┌─ Texto citado

Além das Guerras do Ópio, questões internas também ameaçavam a estabilidade política da China. A Rebelião do Lótus Branco, no século XVIII, foi suprimida com certa dificuldade, o que por si só já colocava em xeque o quanto as autoridades imperiais e seus aliados efetivamente exerciam a soberania do império, fomentando futuras revoltas. Dentre as rebeliões que agitaram a China no século XIX, destaca-se a Rebelião Taiping (1850–1864), que chegou a controlar grandes partes do território Sul da China, clamando por grandes reformulações sociais, baseada em uma interpretação adaptada do cristianismo. Ainda que a Dinastia Qing tenha, depois de anos, vencido os Taiping, seu controle sobre a sociedade chinesa se mostrava consistentemente mais enfraquecido, mesmo entre os “comuns”, que, mesmo sem possuir poder econômico ou político, demandavam mudanças. Por outro lado, a tragédia (dezenas de milhões de mortos) da Rebelião Taiping ficou fortemente associada à sua perspectiva “revolucionária” cristã, fortalecendo o discurso nacionalista entre as massas. Ademais, esses acontecimentos exigiam grande mobilização de recursos, o que, em um cenário com cada vez maior emancipação das aristocracias locais perante o império e as atividades econômicas prejudicadas pelos conflitos, fragilizava ainda mais a posição Qing.

Neste contexto, uma figura de enorme importância foi a Imperatriz Cixi. Após a morte de seu marido, tornou-se regente do Império e foi capaz de configurar diversas alianças na alta corte chinesa e reunir poder em torno de si e de seus aliados, aproximando-se de outras consortes como a Imperatriz Ci’an e também de outros agentes poderosos do Império. Durante o período em que controlou o poder, agentes importantes, como o próprio Imperador, tentaram levar a cabo mudanças políticas com viés institucionalista, de modo a ceder parte do poder em nome da estabilidade. A imperatriz impediu grande parte das mudanças, aumentando o potencial de instabilidade enquanto se consolidava como governante praticamente autocrática. No caso da chamada Reforma dos Cem Dias, o Imperador Guangxu, sobrinho da imperatriz (legalmente filho), tentou implementar reformas como a adoção de uma constituição, fundação de universidades, adoção de tecnologias ocidentais e internacionalização intelectual. A elite imperial, desconfiada da simpatia que o imperador nutria por elementos do exterior, concentrou-se em volta da Imperatriz Cixi e conseguiu impedir as reformas, destituindo o Imperador Guangxu de poder efetivo e preservando as estruturas tradicionais. Um outro episódio significativo foi a Primeira Guerra Sino-Japonesa, em 1894. Novamente, a China era subjugada por uma potência estrangeira, evidenciando seus relativos atraso e impotência. Cabe lembrar que o Japão já havia iniciado sua modernização na Era Meiji, a partir de 1867.

└─

Tarefa a realizar>
Segundo o texto sobre a crise da Dinastia Qing, por que a elite imperial se concentrou em torno da Imperatriz Cixi durante a Reforma dos Cem Dias?

┌─ Trechos dos registros

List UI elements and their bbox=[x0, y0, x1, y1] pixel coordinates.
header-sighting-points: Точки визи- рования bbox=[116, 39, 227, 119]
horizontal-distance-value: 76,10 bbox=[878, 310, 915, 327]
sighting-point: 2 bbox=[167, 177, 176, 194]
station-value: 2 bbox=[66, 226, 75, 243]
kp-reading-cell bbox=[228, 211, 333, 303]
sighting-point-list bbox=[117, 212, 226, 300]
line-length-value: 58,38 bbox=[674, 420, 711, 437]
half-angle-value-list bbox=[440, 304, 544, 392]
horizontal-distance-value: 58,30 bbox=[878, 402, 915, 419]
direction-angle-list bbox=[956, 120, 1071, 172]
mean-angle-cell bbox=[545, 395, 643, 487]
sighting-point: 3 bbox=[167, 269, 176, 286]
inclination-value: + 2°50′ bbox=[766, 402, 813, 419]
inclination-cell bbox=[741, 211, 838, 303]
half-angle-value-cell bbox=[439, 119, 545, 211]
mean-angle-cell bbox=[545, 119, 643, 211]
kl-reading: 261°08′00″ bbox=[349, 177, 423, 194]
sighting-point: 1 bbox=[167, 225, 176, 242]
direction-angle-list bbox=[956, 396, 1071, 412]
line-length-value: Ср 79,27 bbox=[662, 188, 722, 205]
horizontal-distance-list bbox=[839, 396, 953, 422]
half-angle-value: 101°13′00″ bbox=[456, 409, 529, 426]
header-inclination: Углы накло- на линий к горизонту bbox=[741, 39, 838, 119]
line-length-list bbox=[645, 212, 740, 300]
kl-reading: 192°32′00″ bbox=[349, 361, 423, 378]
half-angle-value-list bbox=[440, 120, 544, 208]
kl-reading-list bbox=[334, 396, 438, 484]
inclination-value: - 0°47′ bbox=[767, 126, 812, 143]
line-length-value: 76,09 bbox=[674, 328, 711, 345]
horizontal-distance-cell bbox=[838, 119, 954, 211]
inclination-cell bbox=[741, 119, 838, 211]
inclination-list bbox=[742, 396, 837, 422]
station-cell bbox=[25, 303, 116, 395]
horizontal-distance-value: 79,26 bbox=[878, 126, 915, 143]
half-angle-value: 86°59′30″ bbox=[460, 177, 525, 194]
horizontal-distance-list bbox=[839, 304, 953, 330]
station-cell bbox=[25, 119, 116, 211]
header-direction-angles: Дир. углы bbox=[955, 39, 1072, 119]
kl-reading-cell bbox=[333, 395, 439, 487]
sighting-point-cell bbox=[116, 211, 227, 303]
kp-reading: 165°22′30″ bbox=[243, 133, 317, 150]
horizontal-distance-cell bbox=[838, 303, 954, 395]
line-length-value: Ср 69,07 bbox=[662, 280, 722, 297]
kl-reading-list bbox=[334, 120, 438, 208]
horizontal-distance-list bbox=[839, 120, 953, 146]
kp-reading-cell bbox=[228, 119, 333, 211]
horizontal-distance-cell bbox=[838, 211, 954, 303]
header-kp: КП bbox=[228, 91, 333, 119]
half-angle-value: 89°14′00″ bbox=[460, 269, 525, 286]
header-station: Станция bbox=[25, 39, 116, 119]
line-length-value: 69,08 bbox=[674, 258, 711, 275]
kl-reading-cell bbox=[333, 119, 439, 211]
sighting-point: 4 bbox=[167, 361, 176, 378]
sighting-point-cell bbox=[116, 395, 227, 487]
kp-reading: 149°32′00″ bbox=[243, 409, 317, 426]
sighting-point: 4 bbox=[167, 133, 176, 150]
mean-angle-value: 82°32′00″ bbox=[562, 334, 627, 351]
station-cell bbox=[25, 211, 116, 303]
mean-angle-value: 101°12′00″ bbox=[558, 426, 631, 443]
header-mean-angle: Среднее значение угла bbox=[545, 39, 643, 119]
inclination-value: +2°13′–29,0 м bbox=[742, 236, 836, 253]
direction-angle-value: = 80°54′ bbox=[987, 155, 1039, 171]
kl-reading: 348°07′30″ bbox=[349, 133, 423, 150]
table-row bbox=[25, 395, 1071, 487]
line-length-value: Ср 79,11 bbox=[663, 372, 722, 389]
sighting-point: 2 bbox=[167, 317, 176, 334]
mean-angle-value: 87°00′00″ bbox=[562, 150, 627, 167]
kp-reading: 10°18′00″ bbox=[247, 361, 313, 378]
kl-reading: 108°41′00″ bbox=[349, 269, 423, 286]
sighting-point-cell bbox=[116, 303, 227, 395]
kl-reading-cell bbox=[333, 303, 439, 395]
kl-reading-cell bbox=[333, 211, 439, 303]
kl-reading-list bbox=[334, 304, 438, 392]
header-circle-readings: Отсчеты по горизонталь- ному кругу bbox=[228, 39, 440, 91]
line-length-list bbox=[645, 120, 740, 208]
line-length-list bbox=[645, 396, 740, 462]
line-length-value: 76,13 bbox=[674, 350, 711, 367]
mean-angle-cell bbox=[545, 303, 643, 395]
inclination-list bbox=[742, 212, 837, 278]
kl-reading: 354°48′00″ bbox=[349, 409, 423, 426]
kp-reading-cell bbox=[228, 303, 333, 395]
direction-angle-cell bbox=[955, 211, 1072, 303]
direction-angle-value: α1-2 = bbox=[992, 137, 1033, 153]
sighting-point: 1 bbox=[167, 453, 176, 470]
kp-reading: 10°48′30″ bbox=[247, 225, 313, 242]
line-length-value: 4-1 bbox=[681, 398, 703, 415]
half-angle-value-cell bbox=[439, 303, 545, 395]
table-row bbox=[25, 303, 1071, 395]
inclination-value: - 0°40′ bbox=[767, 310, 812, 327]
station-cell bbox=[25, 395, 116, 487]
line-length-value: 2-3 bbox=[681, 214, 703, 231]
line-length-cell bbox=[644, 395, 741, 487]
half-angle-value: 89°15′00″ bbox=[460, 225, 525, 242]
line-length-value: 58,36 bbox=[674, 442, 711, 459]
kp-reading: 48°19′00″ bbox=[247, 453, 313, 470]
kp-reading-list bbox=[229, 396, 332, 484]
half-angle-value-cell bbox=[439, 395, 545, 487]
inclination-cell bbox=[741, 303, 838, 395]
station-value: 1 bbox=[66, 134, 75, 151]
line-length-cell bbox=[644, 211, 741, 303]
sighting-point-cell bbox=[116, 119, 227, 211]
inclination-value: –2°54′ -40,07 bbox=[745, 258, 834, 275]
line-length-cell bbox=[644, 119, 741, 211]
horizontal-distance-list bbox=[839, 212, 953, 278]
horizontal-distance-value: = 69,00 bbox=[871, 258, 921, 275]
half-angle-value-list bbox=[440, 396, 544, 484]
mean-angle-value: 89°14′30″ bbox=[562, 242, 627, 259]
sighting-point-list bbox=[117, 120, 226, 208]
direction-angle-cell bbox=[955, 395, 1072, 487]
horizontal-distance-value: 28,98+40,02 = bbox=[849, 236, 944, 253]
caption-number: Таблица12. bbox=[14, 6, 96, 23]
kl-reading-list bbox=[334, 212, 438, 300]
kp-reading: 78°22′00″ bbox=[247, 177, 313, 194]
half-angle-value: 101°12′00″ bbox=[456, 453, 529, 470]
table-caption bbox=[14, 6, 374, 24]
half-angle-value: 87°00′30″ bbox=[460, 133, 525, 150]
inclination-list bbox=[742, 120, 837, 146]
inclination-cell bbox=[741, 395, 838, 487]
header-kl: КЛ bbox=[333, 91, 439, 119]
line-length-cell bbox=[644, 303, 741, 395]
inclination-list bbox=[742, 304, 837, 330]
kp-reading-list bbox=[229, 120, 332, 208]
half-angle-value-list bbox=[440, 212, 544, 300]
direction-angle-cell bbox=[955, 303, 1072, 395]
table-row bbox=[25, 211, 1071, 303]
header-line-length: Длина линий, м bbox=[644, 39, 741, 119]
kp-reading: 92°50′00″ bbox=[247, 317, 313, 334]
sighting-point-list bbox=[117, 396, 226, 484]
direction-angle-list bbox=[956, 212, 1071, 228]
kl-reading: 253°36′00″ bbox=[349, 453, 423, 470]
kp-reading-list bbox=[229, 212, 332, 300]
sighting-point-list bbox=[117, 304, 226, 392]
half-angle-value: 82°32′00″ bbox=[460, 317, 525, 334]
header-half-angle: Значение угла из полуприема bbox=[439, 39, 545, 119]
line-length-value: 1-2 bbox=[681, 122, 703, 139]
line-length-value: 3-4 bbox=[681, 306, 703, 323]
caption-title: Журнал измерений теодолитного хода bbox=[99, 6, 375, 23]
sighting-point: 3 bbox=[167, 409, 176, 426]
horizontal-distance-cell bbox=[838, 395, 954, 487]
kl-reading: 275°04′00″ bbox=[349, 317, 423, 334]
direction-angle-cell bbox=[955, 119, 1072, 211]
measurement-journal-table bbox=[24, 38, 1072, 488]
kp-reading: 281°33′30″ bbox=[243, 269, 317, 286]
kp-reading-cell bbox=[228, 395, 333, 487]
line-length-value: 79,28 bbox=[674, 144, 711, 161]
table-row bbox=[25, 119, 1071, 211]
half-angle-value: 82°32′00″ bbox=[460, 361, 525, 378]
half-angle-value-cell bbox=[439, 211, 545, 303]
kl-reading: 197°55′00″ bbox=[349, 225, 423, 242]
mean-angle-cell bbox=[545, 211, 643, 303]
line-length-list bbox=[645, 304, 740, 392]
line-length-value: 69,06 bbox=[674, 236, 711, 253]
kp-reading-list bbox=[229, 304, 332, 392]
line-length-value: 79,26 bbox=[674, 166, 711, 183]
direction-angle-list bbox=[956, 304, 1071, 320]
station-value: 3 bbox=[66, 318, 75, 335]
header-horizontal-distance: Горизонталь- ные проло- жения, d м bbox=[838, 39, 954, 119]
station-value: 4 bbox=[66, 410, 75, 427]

└─

Resposta redigida>
Porque desconfiava da simpatia que o Imperador Guangxu nutria por elementos do exterior. Reunida em volta de Cixi, essa elite conseguiu impedir as reformas, destituiu o imperador de poder efetivo e preservou as estruturas tradicionais.